··· Data lines

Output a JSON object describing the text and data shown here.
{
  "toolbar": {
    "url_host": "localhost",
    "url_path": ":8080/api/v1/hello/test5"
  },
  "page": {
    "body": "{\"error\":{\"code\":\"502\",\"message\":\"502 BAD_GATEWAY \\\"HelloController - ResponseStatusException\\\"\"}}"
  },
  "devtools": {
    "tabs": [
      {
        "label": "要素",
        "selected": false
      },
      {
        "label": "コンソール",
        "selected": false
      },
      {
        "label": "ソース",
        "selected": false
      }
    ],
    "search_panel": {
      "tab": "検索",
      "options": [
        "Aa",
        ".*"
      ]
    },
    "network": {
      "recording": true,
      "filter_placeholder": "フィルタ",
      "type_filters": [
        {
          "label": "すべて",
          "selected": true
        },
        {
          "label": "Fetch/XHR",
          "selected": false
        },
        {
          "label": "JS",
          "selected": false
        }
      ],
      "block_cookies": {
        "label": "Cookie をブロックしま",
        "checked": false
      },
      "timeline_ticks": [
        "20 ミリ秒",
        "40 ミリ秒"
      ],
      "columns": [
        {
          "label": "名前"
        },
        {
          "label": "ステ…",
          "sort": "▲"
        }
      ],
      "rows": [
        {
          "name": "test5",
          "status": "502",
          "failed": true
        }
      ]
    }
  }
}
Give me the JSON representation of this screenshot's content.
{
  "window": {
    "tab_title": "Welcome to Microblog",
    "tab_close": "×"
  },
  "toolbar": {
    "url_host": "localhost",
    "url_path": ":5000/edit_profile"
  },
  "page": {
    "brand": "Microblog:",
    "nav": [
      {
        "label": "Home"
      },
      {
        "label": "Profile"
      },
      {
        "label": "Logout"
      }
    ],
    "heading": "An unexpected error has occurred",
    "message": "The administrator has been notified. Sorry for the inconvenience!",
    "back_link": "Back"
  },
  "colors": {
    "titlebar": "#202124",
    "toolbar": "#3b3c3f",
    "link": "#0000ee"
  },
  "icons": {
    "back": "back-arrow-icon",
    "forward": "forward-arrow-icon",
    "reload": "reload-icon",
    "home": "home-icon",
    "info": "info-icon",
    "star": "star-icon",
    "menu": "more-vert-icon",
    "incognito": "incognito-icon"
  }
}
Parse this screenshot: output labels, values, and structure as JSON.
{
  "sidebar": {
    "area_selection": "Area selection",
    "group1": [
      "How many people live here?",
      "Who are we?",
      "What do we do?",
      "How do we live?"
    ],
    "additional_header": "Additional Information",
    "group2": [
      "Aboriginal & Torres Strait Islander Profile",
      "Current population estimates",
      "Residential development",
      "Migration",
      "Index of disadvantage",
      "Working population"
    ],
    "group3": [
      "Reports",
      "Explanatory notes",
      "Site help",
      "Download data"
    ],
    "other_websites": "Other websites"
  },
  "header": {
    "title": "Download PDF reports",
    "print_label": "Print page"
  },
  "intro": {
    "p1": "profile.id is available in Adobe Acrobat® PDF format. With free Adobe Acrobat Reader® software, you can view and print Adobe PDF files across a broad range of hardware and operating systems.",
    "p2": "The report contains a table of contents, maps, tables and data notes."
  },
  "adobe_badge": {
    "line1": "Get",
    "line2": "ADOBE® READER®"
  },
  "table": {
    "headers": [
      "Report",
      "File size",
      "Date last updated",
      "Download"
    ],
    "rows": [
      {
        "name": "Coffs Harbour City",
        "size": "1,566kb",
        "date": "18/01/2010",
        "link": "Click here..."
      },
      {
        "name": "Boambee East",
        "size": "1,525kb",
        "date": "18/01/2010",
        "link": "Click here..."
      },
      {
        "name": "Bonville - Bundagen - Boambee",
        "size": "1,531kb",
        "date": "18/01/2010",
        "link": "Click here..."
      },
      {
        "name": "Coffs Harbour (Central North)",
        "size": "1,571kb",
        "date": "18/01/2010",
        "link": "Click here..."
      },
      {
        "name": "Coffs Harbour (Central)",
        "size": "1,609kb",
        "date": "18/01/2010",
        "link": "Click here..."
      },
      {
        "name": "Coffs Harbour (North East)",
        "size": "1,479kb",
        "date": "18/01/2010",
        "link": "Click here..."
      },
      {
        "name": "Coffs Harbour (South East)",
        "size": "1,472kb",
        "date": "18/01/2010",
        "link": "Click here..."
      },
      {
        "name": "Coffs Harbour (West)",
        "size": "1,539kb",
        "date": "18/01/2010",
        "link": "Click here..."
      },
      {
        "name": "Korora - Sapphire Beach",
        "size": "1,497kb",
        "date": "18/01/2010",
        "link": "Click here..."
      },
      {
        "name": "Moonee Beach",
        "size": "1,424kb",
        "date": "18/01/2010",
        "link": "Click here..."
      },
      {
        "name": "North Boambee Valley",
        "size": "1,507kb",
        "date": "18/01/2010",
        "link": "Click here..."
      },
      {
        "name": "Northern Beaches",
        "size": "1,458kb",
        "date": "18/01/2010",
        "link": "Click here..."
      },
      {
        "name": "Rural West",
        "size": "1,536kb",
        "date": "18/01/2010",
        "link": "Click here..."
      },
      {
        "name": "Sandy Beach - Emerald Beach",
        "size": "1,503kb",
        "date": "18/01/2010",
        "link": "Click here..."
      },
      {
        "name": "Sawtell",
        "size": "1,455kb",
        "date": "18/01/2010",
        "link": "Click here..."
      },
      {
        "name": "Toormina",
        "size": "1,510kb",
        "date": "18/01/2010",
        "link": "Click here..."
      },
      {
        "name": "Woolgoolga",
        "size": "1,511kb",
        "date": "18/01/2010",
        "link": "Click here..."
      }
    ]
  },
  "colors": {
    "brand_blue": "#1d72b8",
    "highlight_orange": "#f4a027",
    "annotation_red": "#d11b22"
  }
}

······

◆ **Required task**: Output all of the data above without any alteration.

◆ **Full answer**:
Output a JSON object describing the text and data shown here.
{
  "toolbar": {
    "url_host": "localhost",
    "url_path": ":8080/api/v1/hello/test5"
  },
  "page": {
    "body": "{\"error\":{\"code\":\"502\",\"message\":\"502 BAD_GATEWAY \\\"HelloController - ResponseStatusException\\\"\"}}"
  },
  "devtools": {
    "tabs": [
      {
        "label": "要素",
        "selected": false
      },
      {
        "label": "コンソール",
        "selected": false
      },
      {
        "label": "ソース",
        "selected": false
      }
    ],
    "search_panel": {
      "tab": "検索",
      "options": [
        "Aa",
        ".*"
      ]
    },
    "network": {
      "recording": true,
      "filter_placeholder": "フィルタ",
      "type_filters": [
        {
          "label": "すべて",
          "selected": true
        },
        {
          "label": "Fetch/XHR",
          "selected": false
        },
        {
          "label": "JS",
          "selected": false
        }
      ],
      "block_cookies": {
        "label": "Cookie をブロックしま",
        "checked": false
      },
      "timeline_ticks": [
        "20 ミリ秒",
        "40 ミリ秒"
      ],
      "columns": [
        {
          "label": "名前"
        },
        {
          "label": "ステ…",
          "sort": "▲"
        }
      ],
      "rows": [
        {
          "name": "test5",
          "status": "502",
          "failed": true
        }
      ]
    }
  }
}
Give me the JSON representation of this screenshot's content.
{
  "window": {
    "tab_title": "Welcome to Microblog",
    "tab_close": "×"
  },
  "toolbar": {
    "url_host": "localhost",
    "url_path": ":5000/edit_profile"
  },
  "page": {
    "brand": "Microblog:",
    "nav": [
      {
        "label": "Home"
      },
      {
        "label": "Profile"
      },
      {
        "label": "Logout"
      }
    ],
    "heading": "An unexpected error has occurred",
    "message": "The administrator has been notified. Sorry for the inconvenience!",
    "back_link": "Back"
  },
  "colors": {
    "titlebar": "#202124",
    "toolbar": "#3b3c3f",
    "link": "#0000ee"
  },
  "icons": {
    "back": "back-arrow-icon",
    "forward": "forward-arrow-icon",
    "reload": "reload-icon",
    "home": "home-icon",
    "info": "info-icon",
    "star": "star-icon",
    "menu": "more-vert-icon",
    "incognito": "incognito-icon"
  }
}
Parse this screenshot: output labels, values, and structure as JSON.
{
  "sidebar": {
    "area_selection": "Area selection",
    "group1": [
      "How many people live here?",
      "Who are we?",
      "What do we do?",
      "How do we live?"
    ],
    "additional_header": "Additional Information",
    "group2": [
      "Aboriginal & Torres Strait Islander Profile",
      "Current population estimates",
      "Residential development",
      "Migration",
      "Index of disadvantage",
      "Working population"
    ],
    "group3": [
      "Reports",
      "Explanatory notes",
      "Site help",
      "Download data"
    ],
    "other_websites": "Other websites"
  },
  "header": {
    "title": "Download PDF reports",
    "print_label": "Print page"
  },
  "intro": {
    "p1": "profile.id is available in Adobe Acrobat® PDF format. With free Adobe Acrobat Reader® software, you can view and print Adobe PDF files across a broad range of hardware and operating systems.",
    "p2": "The report contains a table of contents, maps, tables and data notes."
  },
  "adobe_badge": {
    "line1": "Get",
    "line2": "ADOBE® READER®"
  },
  "table": {
    "headers": [
      "Report",
      "File size",
      "Date last updated",
      "Download"
    ],
    "rows": [
      {
        "name": "Coffs Harbour City",
        "size": "1,566kb",
        "date": "18/01/2010",
        "link": "Click here..."
      },
      {
        "name": "Boambee East",
        "size": "1,525kb",
        "date": "18/01/2010",
        "link": "Click here..."
      },
      {
        "name": "Bonville - Bundagen - Boambee",
        "size": "1,531kb",
        "date": "18/01/2010",
        "link": "Click here..."
      },
      {
        "name": "Coffs Harbour (Central North)",
        "size": "1,571kb",
        "date": "18/01/2010",
        "link": "Click here..."
      },
      {
        "name": "Coffs Harbour (Central)",
        "size": "1,609kb",
        "date": "18/01/2010",
        "link": "Click here..."
      },
      {
        "name": "Coffs Harbour (North East)",
        "size": "1,479kb",
        "date": "18/01/2010",
        "link": "Click here..."
      },
      {
        "name": "Coffs Harbour (South East)",
        "size": "1,472kb",
        "date": "18/01/2010",
        "link": "Click here..."
      },
      {
        "name": "Coffs Harbour (West)",
        "size": "1,539kb",
        "date": "18/01/2010",
        "link": "Click here..."
      },
      {
        "name": "Korora - Sapphire Beach",
        "size": "1,497kb",
        "date": "18/01/2010",
        "link": "Click here..."
      },
      {
        "name": "Moonee Beach",
        "size": "1,424kb",
        "date": "18/01/2010",
        "link": "Click here..."
      },
      {
        "name": "North Boambee Valley",
        "size": "1,507kb",
        "date": "18/01/2010",
        "link": "Click here..."
      },
      {
        "name": "Northern Beaches",
        "size": "1,458kb",
        "date": "18/01/2010",
        "link": "Click here..."
      },
      {
        "name": "Rural West",
        "size": "1,536kb",
        "date": "18/01/2010",
        "link": "Click here..."
      },
      {
        "name": "Sandy Beach - Emerald Beach",
        "size": "1,503kb",
        "date": "18/01/2010",
        "link": "Click here..."
      },
      {
        "name": "Sawtell",
        "size": "1,455kb",
        "date": "18/01/2010",
        "link": "Click here..."
      },
      {
        "name": "Toormina",
        "size": "1,510kb",
        "date": "18/01/2010",
        "link": "Click here..."
      },
      {
        "name": "Woolgoolga",
        "size": "1,511kb",
        "date": "18/01/2010",
        "link": "Click here..."
      }
    ]
  },
  "colors": {
    "brand_blue": "#1d72b8",
    "highlight_orange": "#f4a027",
    "annotation_red": "#d11b22"
  }
}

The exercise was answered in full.